→ Work instructions
Among the lines below, how many carry the string "word"? Reply with a number and nothing else.

→ Material provided
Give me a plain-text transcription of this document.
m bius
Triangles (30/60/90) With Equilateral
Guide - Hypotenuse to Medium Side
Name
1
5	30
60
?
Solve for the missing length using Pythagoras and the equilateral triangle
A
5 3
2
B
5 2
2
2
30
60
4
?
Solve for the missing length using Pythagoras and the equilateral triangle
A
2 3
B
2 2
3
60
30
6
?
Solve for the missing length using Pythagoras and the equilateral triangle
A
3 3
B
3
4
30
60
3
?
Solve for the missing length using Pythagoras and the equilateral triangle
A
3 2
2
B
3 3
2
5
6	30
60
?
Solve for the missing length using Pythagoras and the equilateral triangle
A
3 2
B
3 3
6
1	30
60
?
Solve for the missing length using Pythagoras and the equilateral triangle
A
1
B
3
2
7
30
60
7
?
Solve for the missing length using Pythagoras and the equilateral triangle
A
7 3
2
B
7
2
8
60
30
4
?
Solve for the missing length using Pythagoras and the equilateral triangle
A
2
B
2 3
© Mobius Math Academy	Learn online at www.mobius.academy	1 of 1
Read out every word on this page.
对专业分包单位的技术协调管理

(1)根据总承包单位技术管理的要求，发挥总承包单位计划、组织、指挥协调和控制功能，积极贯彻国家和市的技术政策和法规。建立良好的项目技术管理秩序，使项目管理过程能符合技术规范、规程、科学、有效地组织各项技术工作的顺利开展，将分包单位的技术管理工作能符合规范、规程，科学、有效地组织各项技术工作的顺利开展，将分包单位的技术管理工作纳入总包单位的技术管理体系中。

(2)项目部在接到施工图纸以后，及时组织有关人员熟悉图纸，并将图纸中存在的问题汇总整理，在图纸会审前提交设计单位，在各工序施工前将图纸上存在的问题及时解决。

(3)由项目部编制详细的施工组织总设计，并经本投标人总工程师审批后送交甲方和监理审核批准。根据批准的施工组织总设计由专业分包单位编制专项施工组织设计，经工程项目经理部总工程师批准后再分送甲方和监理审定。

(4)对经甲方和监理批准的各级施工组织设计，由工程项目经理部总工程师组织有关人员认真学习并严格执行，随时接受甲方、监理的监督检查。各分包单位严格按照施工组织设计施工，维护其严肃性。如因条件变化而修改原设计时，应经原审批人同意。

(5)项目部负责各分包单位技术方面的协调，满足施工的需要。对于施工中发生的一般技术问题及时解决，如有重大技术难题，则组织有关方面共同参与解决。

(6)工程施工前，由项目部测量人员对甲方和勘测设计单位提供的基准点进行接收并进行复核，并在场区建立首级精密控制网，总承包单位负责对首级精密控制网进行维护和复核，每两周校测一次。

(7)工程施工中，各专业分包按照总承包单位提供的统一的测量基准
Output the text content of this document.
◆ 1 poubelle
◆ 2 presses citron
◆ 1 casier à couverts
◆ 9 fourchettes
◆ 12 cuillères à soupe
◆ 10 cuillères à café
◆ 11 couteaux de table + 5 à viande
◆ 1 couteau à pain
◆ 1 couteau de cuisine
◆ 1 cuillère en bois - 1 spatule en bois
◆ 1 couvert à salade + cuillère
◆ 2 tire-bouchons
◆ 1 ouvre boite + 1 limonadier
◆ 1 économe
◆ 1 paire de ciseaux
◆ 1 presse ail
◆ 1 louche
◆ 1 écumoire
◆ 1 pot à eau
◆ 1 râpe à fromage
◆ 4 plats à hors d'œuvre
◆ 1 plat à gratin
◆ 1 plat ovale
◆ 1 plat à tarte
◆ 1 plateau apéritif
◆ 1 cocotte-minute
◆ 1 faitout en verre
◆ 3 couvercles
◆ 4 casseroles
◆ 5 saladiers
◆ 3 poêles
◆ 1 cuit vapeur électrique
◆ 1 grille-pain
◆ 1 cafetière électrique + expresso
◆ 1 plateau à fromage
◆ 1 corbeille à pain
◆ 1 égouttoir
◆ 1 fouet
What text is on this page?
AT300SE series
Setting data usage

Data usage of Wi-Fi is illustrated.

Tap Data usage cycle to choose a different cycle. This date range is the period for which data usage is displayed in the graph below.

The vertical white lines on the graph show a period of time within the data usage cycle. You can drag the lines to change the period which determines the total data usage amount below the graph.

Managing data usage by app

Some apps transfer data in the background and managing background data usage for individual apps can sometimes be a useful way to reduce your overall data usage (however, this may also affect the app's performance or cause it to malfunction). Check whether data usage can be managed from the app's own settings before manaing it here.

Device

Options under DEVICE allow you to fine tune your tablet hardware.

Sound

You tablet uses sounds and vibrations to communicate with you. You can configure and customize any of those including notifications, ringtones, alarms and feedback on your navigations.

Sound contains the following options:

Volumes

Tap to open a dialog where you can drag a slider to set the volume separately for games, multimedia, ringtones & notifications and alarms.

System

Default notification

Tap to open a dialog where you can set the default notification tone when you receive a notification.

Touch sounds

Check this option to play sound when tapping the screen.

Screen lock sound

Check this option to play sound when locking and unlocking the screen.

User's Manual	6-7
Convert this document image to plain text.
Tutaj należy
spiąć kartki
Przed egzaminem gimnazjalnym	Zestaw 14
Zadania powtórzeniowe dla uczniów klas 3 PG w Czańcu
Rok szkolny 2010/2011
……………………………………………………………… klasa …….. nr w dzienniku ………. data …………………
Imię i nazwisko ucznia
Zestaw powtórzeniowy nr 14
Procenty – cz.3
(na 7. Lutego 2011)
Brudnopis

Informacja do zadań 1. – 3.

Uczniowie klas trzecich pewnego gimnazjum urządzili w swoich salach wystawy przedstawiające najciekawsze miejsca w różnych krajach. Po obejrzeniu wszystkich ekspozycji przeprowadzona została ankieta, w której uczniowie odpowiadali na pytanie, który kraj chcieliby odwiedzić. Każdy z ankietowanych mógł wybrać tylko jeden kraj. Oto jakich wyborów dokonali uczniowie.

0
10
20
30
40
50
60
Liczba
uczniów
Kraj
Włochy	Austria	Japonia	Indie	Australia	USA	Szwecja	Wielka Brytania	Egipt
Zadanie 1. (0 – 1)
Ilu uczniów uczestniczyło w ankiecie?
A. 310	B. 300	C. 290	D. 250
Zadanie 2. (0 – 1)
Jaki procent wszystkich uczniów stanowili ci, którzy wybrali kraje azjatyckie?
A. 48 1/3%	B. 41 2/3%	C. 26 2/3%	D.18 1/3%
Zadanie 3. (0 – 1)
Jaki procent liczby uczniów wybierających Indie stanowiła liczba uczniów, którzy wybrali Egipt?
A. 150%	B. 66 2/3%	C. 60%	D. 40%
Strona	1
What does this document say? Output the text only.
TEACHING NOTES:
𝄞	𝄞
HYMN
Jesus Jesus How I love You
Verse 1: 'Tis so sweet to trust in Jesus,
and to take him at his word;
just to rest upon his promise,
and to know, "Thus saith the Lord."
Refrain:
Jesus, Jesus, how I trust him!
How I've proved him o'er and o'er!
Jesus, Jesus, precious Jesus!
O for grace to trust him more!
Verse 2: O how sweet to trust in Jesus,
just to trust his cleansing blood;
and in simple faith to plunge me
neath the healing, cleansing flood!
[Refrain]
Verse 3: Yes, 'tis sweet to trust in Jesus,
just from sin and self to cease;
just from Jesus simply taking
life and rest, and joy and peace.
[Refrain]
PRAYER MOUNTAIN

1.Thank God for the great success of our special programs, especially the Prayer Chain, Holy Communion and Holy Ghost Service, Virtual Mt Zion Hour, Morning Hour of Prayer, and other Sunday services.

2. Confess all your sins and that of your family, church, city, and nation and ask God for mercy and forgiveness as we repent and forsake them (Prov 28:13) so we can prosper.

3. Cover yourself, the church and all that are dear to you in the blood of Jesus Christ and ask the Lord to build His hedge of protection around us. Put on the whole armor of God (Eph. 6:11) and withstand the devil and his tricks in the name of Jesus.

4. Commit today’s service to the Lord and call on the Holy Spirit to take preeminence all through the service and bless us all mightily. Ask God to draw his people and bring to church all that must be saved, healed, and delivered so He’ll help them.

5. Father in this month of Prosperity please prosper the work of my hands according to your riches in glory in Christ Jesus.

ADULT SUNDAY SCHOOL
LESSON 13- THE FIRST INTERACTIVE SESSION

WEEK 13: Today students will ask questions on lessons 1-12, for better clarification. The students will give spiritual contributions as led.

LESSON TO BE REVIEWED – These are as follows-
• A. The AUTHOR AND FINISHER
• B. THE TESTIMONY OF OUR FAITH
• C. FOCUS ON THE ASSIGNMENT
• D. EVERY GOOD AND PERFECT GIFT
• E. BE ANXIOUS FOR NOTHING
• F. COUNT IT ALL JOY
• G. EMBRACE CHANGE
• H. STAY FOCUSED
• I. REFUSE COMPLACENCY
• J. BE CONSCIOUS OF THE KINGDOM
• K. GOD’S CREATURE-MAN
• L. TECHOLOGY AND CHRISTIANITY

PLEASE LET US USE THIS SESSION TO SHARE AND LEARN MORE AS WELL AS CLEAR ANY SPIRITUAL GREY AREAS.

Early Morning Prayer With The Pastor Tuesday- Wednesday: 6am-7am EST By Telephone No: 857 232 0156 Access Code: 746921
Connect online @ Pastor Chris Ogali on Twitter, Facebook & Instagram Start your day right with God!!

→ Solved problem
2